Extracted data:
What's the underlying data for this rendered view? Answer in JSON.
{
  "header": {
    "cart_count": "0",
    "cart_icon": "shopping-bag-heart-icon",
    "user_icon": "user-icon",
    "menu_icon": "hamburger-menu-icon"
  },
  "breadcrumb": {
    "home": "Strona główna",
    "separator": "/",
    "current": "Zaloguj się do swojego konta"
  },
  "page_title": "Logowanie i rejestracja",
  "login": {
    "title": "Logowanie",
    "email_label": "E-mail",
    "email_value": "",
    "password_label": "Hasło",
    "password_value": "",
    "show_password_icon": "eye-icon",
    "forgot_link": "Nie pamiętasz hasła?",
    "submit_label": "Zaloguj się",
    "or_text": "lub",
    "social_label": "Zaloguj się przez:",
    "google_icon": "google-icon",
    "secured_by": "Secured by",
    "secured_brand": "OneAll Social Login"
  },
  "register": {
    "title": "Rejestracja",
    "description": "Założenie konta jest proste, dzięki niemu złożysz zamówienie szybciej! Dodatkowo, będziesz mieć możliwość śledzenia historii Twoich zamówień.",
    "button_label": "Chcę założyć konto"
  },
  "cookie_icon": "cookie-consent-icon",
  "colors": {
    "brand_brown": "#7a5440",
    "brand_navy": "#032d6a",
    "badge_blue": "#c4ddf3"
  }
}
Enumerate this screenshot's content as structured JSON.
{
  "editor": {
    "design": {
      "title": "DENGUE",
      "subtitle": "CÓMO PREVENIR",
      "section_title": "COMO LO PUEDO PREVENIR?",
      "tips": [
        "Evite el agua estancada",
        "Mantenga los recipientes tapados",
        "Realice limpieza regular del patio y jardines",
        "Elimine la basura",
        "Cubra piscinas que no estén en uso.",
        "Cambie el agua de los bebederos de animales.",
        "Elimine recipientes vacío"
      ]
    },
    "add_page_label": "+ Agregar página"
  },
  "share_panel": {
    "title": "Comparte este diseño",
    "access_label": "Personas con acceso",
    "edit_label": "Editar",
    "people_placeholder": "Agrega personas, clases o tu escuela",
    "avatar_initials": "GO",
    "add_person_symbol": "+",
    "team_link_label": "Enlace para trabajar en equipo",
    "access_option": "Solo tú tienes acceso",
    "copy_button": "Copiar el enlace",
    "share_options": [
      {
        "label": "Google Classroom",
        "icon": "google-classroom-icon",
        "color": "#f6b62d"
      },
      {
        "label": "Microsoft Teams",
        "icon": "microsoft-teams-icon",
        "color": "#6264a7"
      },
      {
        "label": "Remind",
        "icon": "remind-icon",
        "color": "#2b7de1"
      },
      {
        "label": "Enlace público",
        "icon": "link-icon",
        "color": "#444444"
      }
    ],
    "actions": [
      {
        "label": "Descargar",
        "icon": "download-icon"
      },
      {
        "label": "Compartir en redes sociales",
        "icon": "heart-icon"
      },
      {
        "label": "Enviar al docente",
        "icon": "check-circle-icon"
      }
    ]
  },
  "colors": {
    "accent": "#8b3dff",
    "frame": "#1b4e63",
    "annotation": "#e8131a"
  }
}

Written request:
Copy the entries above exactly, leaving none out.

Task response:
What's the underlying data for this rendered view? Answer in JSON.
{
  "header": {
    "cart_count": "0",
    "cart_icon": "shopping-bag-heart-icon",
    "user_icon": "user-icon",
    "menu_icon": "hamburger-menu-icon"
  },
  "breadcrumb": {
    "home": "Strona główna",
    "separator": "/",
    "current": "Zaloguj się do swojego konta"
  },
  "page_title": "Logowanie i rejestracja",
  "login": {
    "title": "Logowanie",
    "email_label": "E-mail",
    "email_value": "",
    "password_label": "Hasło",
    "password_value": "",
    "show_password_icon": "eye-icon",
    "forgot_link": "Nie pamiętasz hasła?",
    "submit_label": "Zaloguj się",
    "or_text": "lub",
    "social_label": "Zaloguj się przez:",
    "google_icon": "google-icon",
    "secured_by": "Secured by",
    "secured_brand": "OneAll Social Login"
  },
  "register": {
    "title": "Rejestracja",
    "description": "Założenie konta jest proste, dzięki niemu złożysz zamówienie szybciej! Dodatkowo, będziesz mieć możliwość śledzenia historii Twoich zamówień.",
    "button_label": "Chcę założyć konto"
  },
  "cookie_icon": "cookie-consent-icon",
  "colors": {
    "brand_brown": "#7a5440",
    "brand_navy": "#032d6a",
    "badge_blue": "#c4ddf3"
  }
}
Enumerate this screenshot's content as structured JSON.
{
  "editor": {
    "design": {
      "title": "DENGUE",
      "subtitle": "CÓMO PREVENIR",
      "section_title": "COMO LO PUEDO PREVENIR?",
      "tips": [
        "Evite el agua estancada",
        "Mantenga los recipientes tapados",
        "Realice limpieza regular del patio y jardines",
        "Elimine la basura",
        "Cubra piscinas que no estén en uso.",
        "Cambie el agua de los bebederos de animales.",
        "Elimine recipientes vacío"
      ]
    },
    "add_page_label": "+ Agregar página"
  },
  "share_panel": {
    "title": "Comparte este diseño",
    "access_label": "Personas con acceso",
    "edit_label": "Editar",
    "people_placeholder": "Agrega personas, clases o tu escuela",
    "avatar_initials": "GO",
    "add_person_symbol": "+",
    "team_link_label": "Enlace para trabajar en equipo",
    "access_option": "Solo tú tienes acceso",
    "copy_button": "Copiar el enlace",
    "share_options": [
      {
        "label": "Google Classroom",
        "icon": "google-classroom-icon",
        "color": "#f6b62d"
      },
      {
        "label": "Microsoft Teams",
        "icon": "microsoft-teams-icon",
        "color": "#6264a7"
      },
      {
        "label": "Remind",
        "icon": "remind-icon",
        "color": "#2b7de1"
      },
      {
        "label": "Enlace público",
        "icon": "link-icon",
        "color": "#444444"
      }
    ],
    "actions": [
      {
        "label": "Descargar",
        "icon": "download-icon"
      },
      {
        "label": "Compartir en redes sociales",
        "icon": "heart-icon"
      },
      {
        "label": "Enviar al docente",
        "icon": "check-circle-icon"
      }
    ]
  },
  "colors": {
    "accent": "#8b3dff",
    "frame": "#1b4e63",
    "annotation": "#e8131a"
  }
}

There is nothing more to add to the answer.